___ Items ___
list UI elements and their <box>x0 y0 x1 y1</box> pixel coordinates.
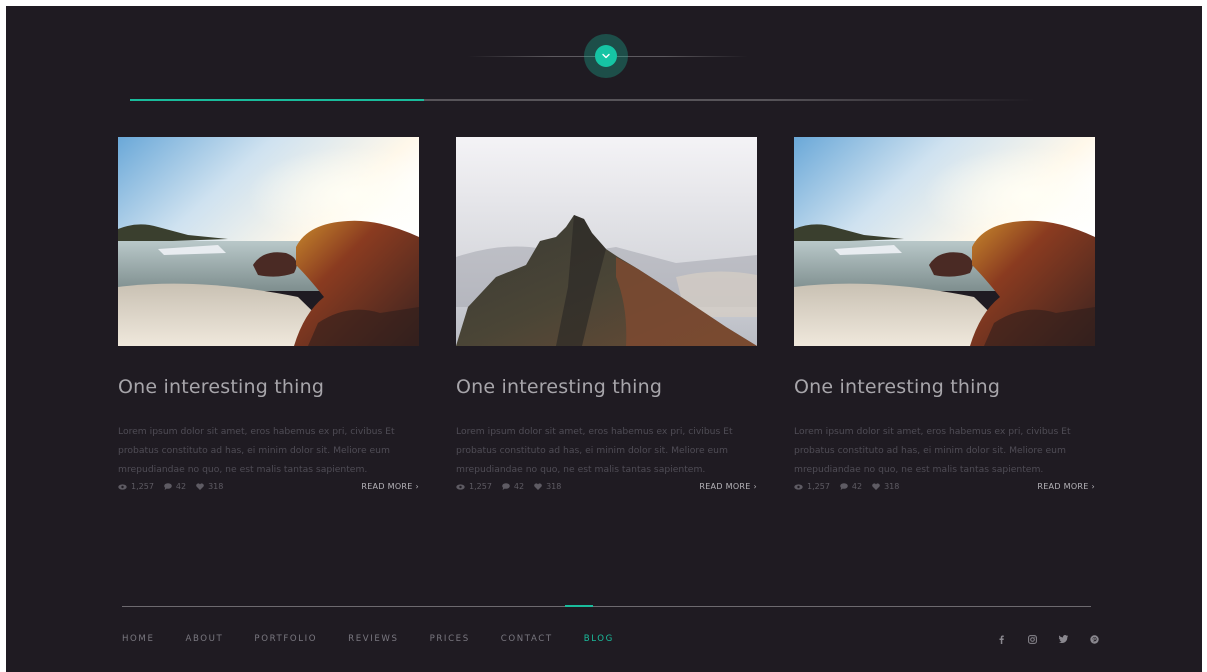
___
___ Items ___
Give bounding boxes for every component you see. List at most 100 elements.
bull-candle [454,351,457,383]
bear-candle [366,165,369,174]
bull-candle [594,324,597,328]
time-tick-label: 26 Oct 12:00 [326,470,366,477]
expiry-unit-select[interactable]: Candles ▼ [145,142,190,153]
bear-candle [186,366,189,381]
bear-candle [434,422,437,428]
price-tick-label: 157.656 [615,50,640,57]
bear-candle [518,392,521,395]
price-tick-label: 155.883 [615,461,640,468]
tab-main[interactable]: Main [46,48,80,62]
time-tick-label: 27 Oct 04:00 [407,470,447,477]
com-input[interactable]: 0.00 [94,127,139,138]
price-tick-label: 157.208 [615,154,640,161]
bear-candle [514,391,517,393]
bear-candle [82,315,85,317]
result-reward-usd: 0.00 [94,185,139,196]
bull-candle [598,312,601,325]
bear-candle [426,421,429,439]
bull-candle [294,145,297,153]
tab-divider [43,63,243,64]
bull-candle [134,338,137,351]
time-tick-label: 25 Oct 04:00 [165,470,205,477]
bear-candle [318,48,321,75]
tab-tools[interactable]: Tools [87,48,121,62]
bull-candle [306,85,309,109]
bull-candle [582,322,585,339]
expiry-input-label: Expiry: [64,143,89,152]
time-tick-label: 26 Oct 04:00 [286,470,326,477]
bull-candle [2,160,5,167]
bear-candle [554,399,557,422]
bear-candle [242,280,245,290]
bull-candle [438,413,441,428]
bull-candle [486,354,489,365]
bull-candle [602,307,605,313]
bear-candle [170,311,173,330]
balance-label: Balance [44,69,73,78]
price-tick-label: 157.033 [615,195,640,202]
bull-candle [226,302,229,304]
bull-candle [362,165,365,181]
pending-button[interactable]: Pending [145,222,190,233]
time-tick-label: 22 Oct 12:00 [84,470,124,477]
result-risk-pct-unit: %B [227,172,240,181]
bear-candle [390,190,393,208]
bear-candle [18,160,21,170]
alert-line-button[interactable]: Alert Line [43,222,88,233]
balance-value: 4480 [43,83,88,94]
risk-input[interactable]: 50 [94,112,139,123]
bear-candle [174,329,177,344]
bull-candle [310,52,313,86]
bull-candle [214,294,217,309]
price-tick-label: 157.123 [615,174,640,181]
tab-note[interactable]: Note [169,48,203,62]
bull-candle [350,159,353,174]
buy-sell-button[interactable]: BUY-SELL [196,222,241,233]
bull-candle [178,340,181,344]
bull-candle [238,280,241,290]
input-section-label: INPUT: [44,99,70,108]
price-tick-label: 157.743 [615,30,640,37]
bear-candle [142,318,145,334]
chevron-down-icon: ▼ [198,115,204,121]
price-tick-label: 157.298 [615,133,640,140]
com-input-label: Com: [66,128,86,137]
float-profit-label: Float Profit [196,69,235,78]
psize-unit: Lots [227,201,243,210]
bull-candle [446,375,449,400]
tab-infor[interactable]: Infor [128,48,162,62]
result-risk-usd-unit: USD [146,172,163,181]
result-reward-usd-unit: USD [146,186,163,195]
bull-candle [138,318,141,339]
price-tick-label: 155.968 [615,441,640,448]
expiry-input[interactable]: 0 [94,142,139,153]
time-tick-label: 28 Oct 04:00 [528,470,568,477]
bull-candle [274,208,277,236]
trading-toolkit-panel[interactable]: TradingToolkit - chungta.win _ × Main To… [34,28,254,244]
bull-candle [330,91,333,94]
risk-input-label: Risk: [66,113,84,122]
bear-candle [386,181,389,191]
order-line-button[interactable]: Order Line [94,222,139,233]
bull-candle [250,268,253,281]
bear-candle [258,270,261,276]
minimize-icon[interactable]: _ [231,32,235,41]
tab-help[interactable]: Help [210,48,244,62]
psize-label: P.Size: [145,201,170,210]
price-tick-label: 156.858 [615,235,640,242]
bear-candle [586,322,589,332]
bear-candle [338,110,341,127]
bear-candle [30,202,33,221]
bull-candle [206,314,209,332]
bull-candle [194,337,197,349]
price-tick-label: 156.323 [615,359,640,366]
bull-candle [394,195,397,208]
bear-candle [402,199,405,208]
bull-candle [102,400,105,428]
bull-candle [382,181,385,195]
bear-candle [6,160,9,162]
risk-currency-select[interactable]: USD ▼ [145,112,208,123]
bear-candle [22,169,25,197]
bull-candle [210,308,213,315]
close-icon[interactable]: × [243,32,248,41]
___
## Exercise
Output the data from the line containing "Give bounding boxes" through the line containing "bull-candle [214,294,217,309]", both included, as a Markdown table with columns Index and Entry. Give each line a row number and omit blank lines.

## Output for this task
| Index | Entry |
|---|---|
| 1 | Give bounding boxes for every component you see. List at most 100 elements. |
| 2 | bull-candle [454,351,457,383] |
| 3 | bear-candle [366,165,369,174] |
| 4 | bull-candle [594,324,597,328] |
| 5 | time-tick-label: 26 Oct 12:00 [326,470,366,477] |
| 6 | expiry-unit-select[interactable]: Candles ▼ [145,142,190,153] |
| 7 | bear-candle [186,366,189,381] |
| 8 | bear-candle [434,422,437,428] |
| 9 | price-tick-label: 157.656 [615,50,640,57] |
| 10 | bear-candle [518,392,521,395] |
| 11 | price-tick-label: 155.883 [615,461,640,468] |
| 12 | tab-main[interactable]: Main [46,48,80,62] |
| 13 | time-tick-label: 27 Oct 04:00 [407,470,447,477] |
| 14 | com-input[interactable]: 0.00 [94,127,139,138] |
| 15 | price-tick-label: 157.208 [615,154,640,161] |
| 16 | bear-candle [514,391,517,393] |
| 17 | bear-candle [82,315,85,317] |
| 18 | result-reward-usd: 0.00 [94,185,139,196] |
| 19 | bull-candle [598,312,601,325] |
| 20 | bear-candle [426,421,429,439] |
| 21 | bull-candle [294,145,297,153] |
| 22 | tab-divider [43,63,243,64] |
| 23 | bull-candle [134,338,137,351] |
| 24 | time-tick-label: 25 Oct 04:00 [165,470,205,477] |
| 25 | bear-candle [318,48,321,75] |
| 26 | tab-tools[interactable]: Tools [87,48,121,62] |
| 27 | bull-candle [306,85,309,109] |
| 28 | bull-candle [582,322,585,339] |
| 29 | expiry-input-label: Expiry: [64,143,89,152] |
| 30 | time-tick-label: 26 Oct 04:00 [286,470,326,477] |
| 31 | bull-candle [2,160,5,167] |
| 32 | bear-candle [554,399,557,422] |
| 33 | bear-candle [242,280,245,290] |
| 34 | bull-candle [438,413,441,428] |
| 35 | bull-candle [486,354,489,365] |
| 36 | bull-candle [602,307,605,313] |
| 37 | bear-candle [170,311,173,330] |
| 38 | balance-label: Balance [44,69,73,78] |
| 39 | price-tick-label: 157.033 [615,195,640,202] |
| 40 | bull-candle [226,302,229,304] |
| 41 | bull-candle [362,165,365,181] |
| 42 | pending-button[interactable]: Pending [145,222,190,233] |
| 43 | time-tick-label: 22 Oct 12:00 [84,470,124,477] |
| 44 | result-risk-pct-unit: %B [227,172,240,181] |
| 45 | bear-candle [390,190,393,208] |
| 46 | bear-candle [18,160,21,170] |
| 47 | alert-line-button[interactable]: Alert Line [43,222,88,233] |
| 48 | balance-value: 4480 [43,83,88,94] |
| 49 | risk-input[interactable]: 50 [94,112,139,123] |
| 50 | bear-candle [174,329,177,344] |
| 51 | bull-candle [310,52,313,86] |
| 52 | bull-candle [214,294,217,309] |